• 読解用抜粋:
-.-.-

船外機?船内機?船内外機? メリット&デメリット

本ページでは、船外機、船内機、船内外機の概観を抑えたうえで、それぞれのメリットとデメリットを理屈コネ太郎的に整理しようと思う。

プレジャーボートの推進方法は、①船外機式、②船内機式、③船内外機式 の三方式を抑えておけば殆どの場合大丈夫なので、本ページではこの三方式のみを取り扱う事にする。

そして、いつものように本ページに記載する内容は理屈コネ太郎の管見内の独断と偏見による私見である旨を御銘記のうえ読み進めていただければ幸甚です。

それでは、各推進方式の概観を眺めることから始めよう。

船外機式(アウトボード)
船内機式を採用する船は写真1のように、船の一番後ろに船外機と呼ばれる、推進メカニズムを搭載している。

写真1 250馬力船外機一基掛け

写真2は陸置きの船外機の三機掛けの船。右側ふたつの船外機のプロペラが右回転、左の船体機のプロペラが左回転。

写真2 船外機3基掛け。米国では、四基掛け以上もある。

船外機式は、その名の通り、推力に関する殆どのメカニズムが船の外部の一か所集積されているので、修理や交換などのメンテナンス性が非常に高い。

また、進路変更は船外機全体が横に振れる事によってなされるので、いわゆる舵板というモノはない。

また、チルトといって船外機を斜めにする事によって、船外機のほぼ全てを海水から上げる事が出来るので、船外機を海水の悪影響から守る事が出来る。

写真3は、海上係留の二基掛け艇の船外機をチルトさせてプロペラ部分を海水から上げた状態。

写真3 海水から船外機をほぼ完全に守る事が出来る。

同じ船を陸置きした状態で船外機をチルトすると写真4の感じになる。

写真4 船外機をチルトアップした状態。

船内機式(インボード、あるいはシャフト)
船内機式は、歴史が長く関連技術は円熟の域に達している。エンジン本体を船の真ん中の低い位置に置き、そこから伸びたシャフトが船艇を貫通してプロペラを回転させて推進力を得る。

-.-.-

• 提供資料:
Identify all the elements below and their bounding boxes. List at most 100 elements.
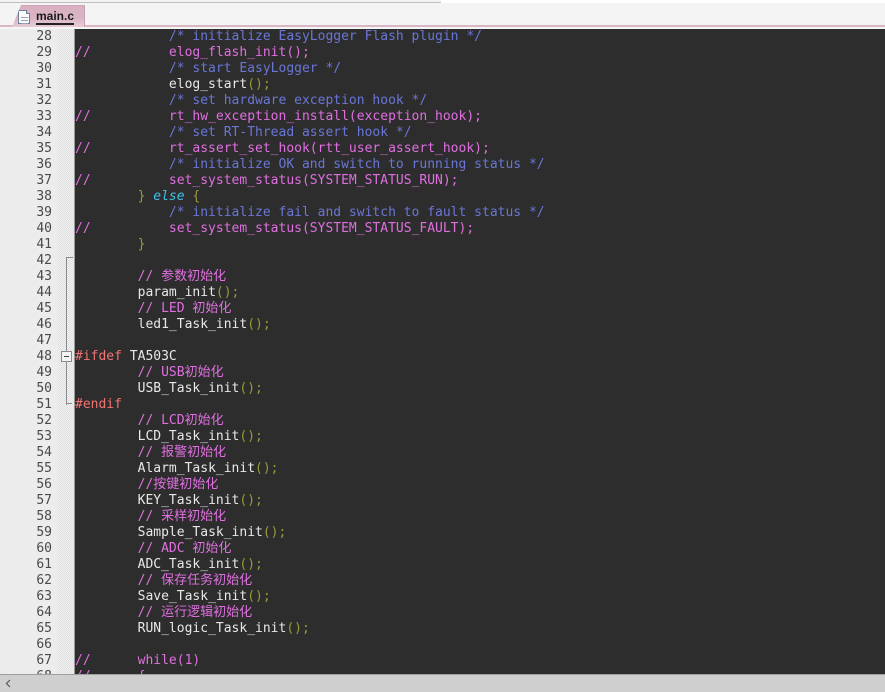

-.-.-

• 課題と演習:
1: 推進方式の記事によると、船外機式では進路変更はどのように行われるか答えてください。
2: 推進方式の記事が取り扱うプレジャーボートの推進方式を、すべて挙げてください。
3: 推進方式の記事の最後の文を引き継いで、その続きを書いてください。

• 解答一覧:
1: 船外機全体が横に振れることによって行われ、いわゆる舵板はありません。

2: 船外機式、船内機式、船内外機式

3:
船内機式はまた、インボード艇とかシャフト船なども呼ばれることもある。

写真5は、典型的な船内機艇である。船内にひとつのエンジンを置き、そこから伸びたシャフトが船艇を貫通しプロペラを回転させる。

写真5 典型的な船内機艇

分かり憎いので、船艇を貫通して出るシャフトとその末端にあるプロペラを赤い線で囲ってみる(写真6)。

写真6 プロペラシャフトが船艇を貫通している。

まだ分かり憎いと思うので、赤線周囲を拡大してみる(写真7)。

写真7

シャフト船だけにみられる舵板を緑の線で囲って写真8で示す。船内機艇や船内外機艇には舵板はない。

写真8 シャフト船にだけ見られる舵板

船内機艇にも、エンジンを複数搭載して、複数のプロペラを回転させる艇もある。

写真9 二軸船内機艇。二軸シャフト艇とも呼ばれる。

手前のシャフトとプロペラは分かりやすいが、反対側はプロペラとシャフトの極一部が見えるだけである。

一軸艇と同様に、二軸艇においても舵板を緑の線で囲んで下記の写真10で示す。

写真10

シャフト艇では、プロペラはいつも同じ位置で同じ方向に回転して推進力を生んでいる。そのため、進路変更にはいわゆる舵という古典的なメカニズムを使用している。

既述した通り、船内機は歴史がながく、船内機推進方針に関する技術は成熟していることも大切なポイント。

船内外機艇(ドライブ艇、イン・アウト艇、スターン艇)
適当は被写体がなかったので申し訳ないが、船内外機艇の推進部は下の写真11のようになっている。

写真11

すこし分かり憎いので、船外に出ているメカニズムを赤線で囲ってみたのが下の写真12。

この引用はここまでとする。